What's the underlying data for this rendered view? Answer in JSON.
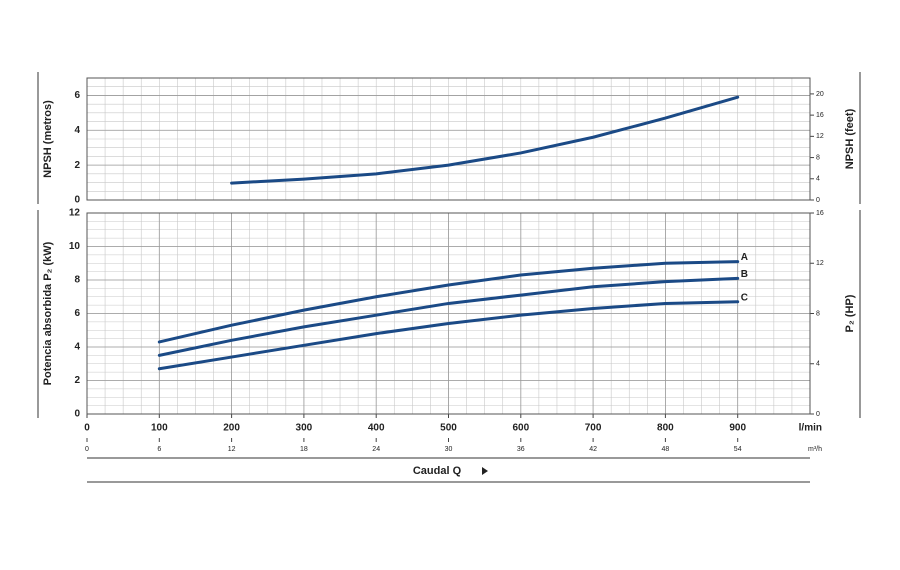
{
  "chart_data": [
    {
      "type": "line",
      "ylabel": "NPSH (metros)",
      "y2label": "NPSH (feet)",
      "x": [
        200,
        300,
        400,
        500,
        600,
        700,
        800,
        900
      ],
      "values": [
        0.97,
        1.2,
        1.5,
        2.0,
        2.7,
        3.6,
        4.7,
        5.9
      ],
      "color": "#1b4a86",
      "xlim": [
        0,
        1000
      ],
      "ylim": [
        0,
        7
      ],
      "yticks": [
        0,
        2,
        4,
        6
      ],
      "y2lim": [
        0,
        23
      ],
      "y2ticks": [
        0,
        4,
        8,
        12,
        16,
        20
      ],
      "grid": true
    },
    {
      "type": "line",
      "ylabel": "Potencia absorbida P₂ (kW)",
      "y2label": "P₂ (HP)",
      "xlabel": "Caudal Q",
      "xunit": "l/min",
      "x2unit": "m³/h",
      "x": [
        100,
        200,
        300,
        400,
        500,
        600,
        700,
        800,
        900
      ],
      "series": [
        {
          "name": "A",
          "color": "#1b4a86",
          "values": [
            4.3,
            5.3,
            6.2,
            7.0,
            7.7,
            8.3,
            8.7,
            9.0,
            9.1
          ]
        },
        {
          "name": "B",
          "color": "#1b4a86",
          "values": [
            3.5,
            4.4,
            5.2,
            5.9,
            6.6,
            7.1,
            7.6,
            7.9,
            8.1
          ]
        },
        {
          "name": "C",
          "color": "#1b4a86",
          "values": [
            2.7,
            3.4,
            4.1,
            4.8,
            5.4,
            5.9,
            6.3,
            6.6,
            6.7
          ]
        }
      ],
      "xlim": [
        0,
        1000
      ],
      "xticks": [
        0,
        100,
        200,
        300,
        400,
        500,
        600,
        700,
        800,
        900
      ],
      "x2lim": [
        0,
        60
      ],
      "x2ticks": [
        0,
        6,
        12,
        18,
        24,
        30,
        36,
        42,
        48,
        54
      ],
      "ylim": [
        0,
        12
      ],
      "yticks": [
        0,
        2,
        4,
        6,
        8,
        10,
        12
      ],
      "y2lim": [
        0,
        16
      ],
      "y2ticks": [
        0,
        4,
        8,
        12,
        16
      ],
      "grid": true
    }
  ]
}
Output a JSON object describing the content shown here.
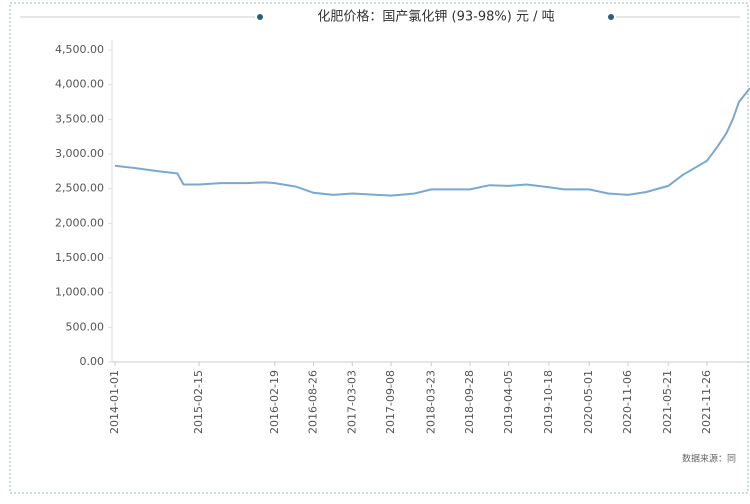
{
  "chart_data": {
    "type": "line",
    "title": "化肥价格：国产氯化钾 (93-98%) 元 / 吨",
    "source": "数据来源：同",
    "x": [
      "2014-01-01",
      "2014-04-01",
      "2014-08-01",
      "2014-11-01",
      "2014-12-01",
      "2015-02-15",
      "2015-06-01",
      "2015-10-01",
      "2016-01-01",
      "2016-02-19",
      "2016-06-01",
      "2016-08-26",
      "2016-12-01",
      "2017-03-03",
      "2017-09-08",
      "2018-01-01",
      "2018-03-23",
      "2018-09-28",
      "2019-01-01",
      "2019-04-05",
      "2019-07-01",
      "2019-10-18",
      "2020-01-01",
      "2020-05-01",
      "2020-08-01",
      "2020-11-06",
      "2021-02-01",
      "2021-05-21",
      "2021-08-01",
      "2021-11-26",
      "2022-01-15",
      "2022-03-01",
      "2022-04-01",
      "2022-05-01",
      "2022-06-24"
    ],
    "values": [
      2830,
      2800,
      2750,
      2720,
      2560,
      2560,
      2580,
      2580,
      2590,
      2580,
      2530,
      2440,
      2410,
      2430,
      2400,
      2430,
      2490,
      2490,
      2550,
      2540,
      2560,
      2520,
      2490,
      2490,
      2430,
      2410,
      2450,
      2540,
      2700,
      2900,
      3100,
      3300,
      3500,
      3750,
      3950
    ],
    "color": "#7aa8cf",
    "xlim": [
      "2014-01-01",
      "2022-06-24"
    ],
    "xticks": [
      "2014-01-01",
      "2015-02-15",
      "2016-02-19",
      "2016-08-26",
      "2017-03-03",
      "2017-09-08",
      "2018-03-23",
      "2018-09-28",
      "2019-04-05",
      "2019-10-18",
      "2020-05-01",
      "2020-11-06",
      "2021-05-21",
      "2021-11-26"
    ],
    "ylim": [
      0,
      4500
    ],
    "yticks": [
      {
        "value": 0,
        "label": "0.00"
      },
      {
        "value": 500,
        "label": "500.00"
      },
      {
        "value": 1000,
        "label": "1,000.00"
      },
      {
        "value": 1500,
        "label": "1,500.00"
      },
      {
        "value": 2000,
        "label": "2,000.00"
      },
      {
        "value": 2500,
        "label": "2,500.00"
      },
      {
        "value": 3000,
        "label": "3,000.00"
      },
      {
        "value": 3500,
        "label": "3,500.00"
      },
      {
        "value": 4000,
        "label": "4,000.00"
      },
      {
        "value": 4500,
        "label": "4,500.00"
      }
    ],
    "grid": false
  }
}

▸ **Stated exercise**:
Omitting all images, retype each line of the records precisely.

▸ **Written solution**:
What's the underlying data for this rendered view? Answer in JSON.
{
  "chart_data": [
    {
      "type": "line",
      "ylabel": "NPSH (metros)",
      "y2label": "NPSH (feet)",
      "x": [
        200,
        300,
        400,
        500,
        600,
        700,
        800,
        900
      ],
      "values": [
        0.97,
        1.2,
        1.5,
        2.0,
        2.7,
        3.6,
        4.7,
        5.9
      ],
      "color": "#1b4a86",
      "xlim": [
        0,
        1000
      ],
      "ylim": [
        0,
        7
      ],
      "yticks": [
        0,
        2,
        4,
        6
      ],
      "y2lim": [
        0,
        23
      ],
      "y2ticks": [
        0,
        4,
        8,
        12,
        16,
        20
      ],
      "grid": true
    },
    {
      "type": "line",
      "ylabel": "Potencia absorbida P₂ (kW)",
      "y2label": "P₂ (HP)",
      "xlabel": "Caudal Q",
      "xunit": "l/min",
      "x2unit": "m³/h",
      "x": [
        100,
        200,
        300,
        400,
        500,
        600,
        700,
        800,
        900
      ],
      "series": [
        {
          "name": "A",
          "color": "#1b4a86",
          "values": [
            4.3,
            5.3,
            6.2,
            7.0,
            7.7,
            8.3,
            8.7,
            9.0,
            9.1
          ]
        },
        {
          "name": "B",
          "color": "#1b4a86",
          "values": [
            3.5,
            4.4,
            5.2,
            5.9,
            6.6,
            7.1,
            7.6,
            7.9,
            8.1
          ]
        },
        {
          "name": "C",
          "color": "#1b4a86",
          "values": [
            2.7,
            3.4,
            4.1,
            4.8,
            5.4,
            5.9,
            6.3,
            6.6,
            6.7
          ]
        }
      ],
      "xlim": [
        0,
        1000
      ],
      "xticks": [
        0,
        100,
        200,
        300,
        400,
        500,
        600,
        700,
        800,
        900
      ],
      "x2lim": [
        0,
        60
      ],
      "x2ticks": [
        0,
        6,
        12,
        18,
        24,
        30,
        36,
        42,
        48,
        54
      ],
      "ylim": [
        0,
        12
      ],
      "yticks": [
        0,
        2,
        4,
        6,
        8,
        10,
        12
      ],
      "y2lim": [
        0,
        16
      ],
      "y2ticks": [
        0,
        4,
        8,
        12,
        16
      ],
      "grid": true
    }
  ]
}
Output a JSON object describing the content shown here.
{
  "chart_data": {
    "type": "line",
    "title": "化肥价格：国产氯化钾 (93-98%) 元 / 吨",
    "source": "数据来源：同",
    "x": [
      "2014-01-01",
      "2014-04-01",
      "2014-08-01",
      "2014-11-01",
      "2014-12-01",
      "2015-02-15",
      "2015-06-01",
      "2015-10-01",
      "2016-01-01",
      "2016-02-19",
      "2016-06-01",
      "2016-08-26",
      "2016-12-01",
      "2017-03-03",
      "2017-09-08",
      "2018-01-01",
      "2018-03-23",
      "2018-09-28",
      "2019-01-01",
      "2019-04-05",
      "2019-07-01",
      "2019-10-18",
      "2020-01-01",
      "2020-05-01",
      "2020-08-01",
      "2020-11-06",
      "2021-02-01",
      "2021-05-21",
      "2021-08-01",
      "2021-11-26",
      "2022-01-15",
      "2022-03-01",
      "2022-04-01",
      "2022-05-01",
      "2022-06-24"
    ],
    "values": [
      2830,
      2800,
      2750,
      2720,
      2560,
      2560,
      2580,
      2580,
      2590,
      2580,
      2530,
      2440,
      2410,
      2430,
      2400,
      2430,
      2490,
      2490,
      2550,
      2540,
      2560,
      2520,
      2490,
      2490,
      2430,
      2410,
      2450,
      2540,
      2700,
      2900,
      3100,
      3300,
      3500,
      3750,
      3950
    ],
    "color": "#7aa8cf",
    "xlim": [
      "2014-01-01",
      "2022-06-24"
    ],
    "xticks": [
      "2014-01-01",
      "2015-02-15",
      "2016-02-19",
      "2016-08-26",
      "2017-03-03",
      "2017-09-08",
      "2018-03-23",
      "2018-09-28",
      "2019-04-05",
      "2019-10-18",
      "2020-05-01",
      "2020-11-06",
      "2021-05-21",
      "2021-11-26"
    ],
    "ylim": [
      0,
      4500
    ],
    "yticks": [
      {
        "value": 0,
        "label": "0.00"
      },
      {
        "value": 500,
        "label": "500.00"
      },
      {
        "value": 1000,
        "label": "1,000.00"
      },
      {
        "value": 1500,
        "label": "1,500.00"
      },
      {
        "value": 2000,
        "label": "2,000.00"
      },
      {
        "value": 2500,
        "label": "2,500.00"
      },
      {
        "value": 3000,
        "label": "3,000.00"
      },
      {
        "value": 3500,
        "label": "3,500.00"
      },
      {
        "value": 4000,
        "label": "4,000.00"
      },
      {
        "value": 4500,
        "label": "4,500.00"
      }
    ],
    "grid": false
  }
}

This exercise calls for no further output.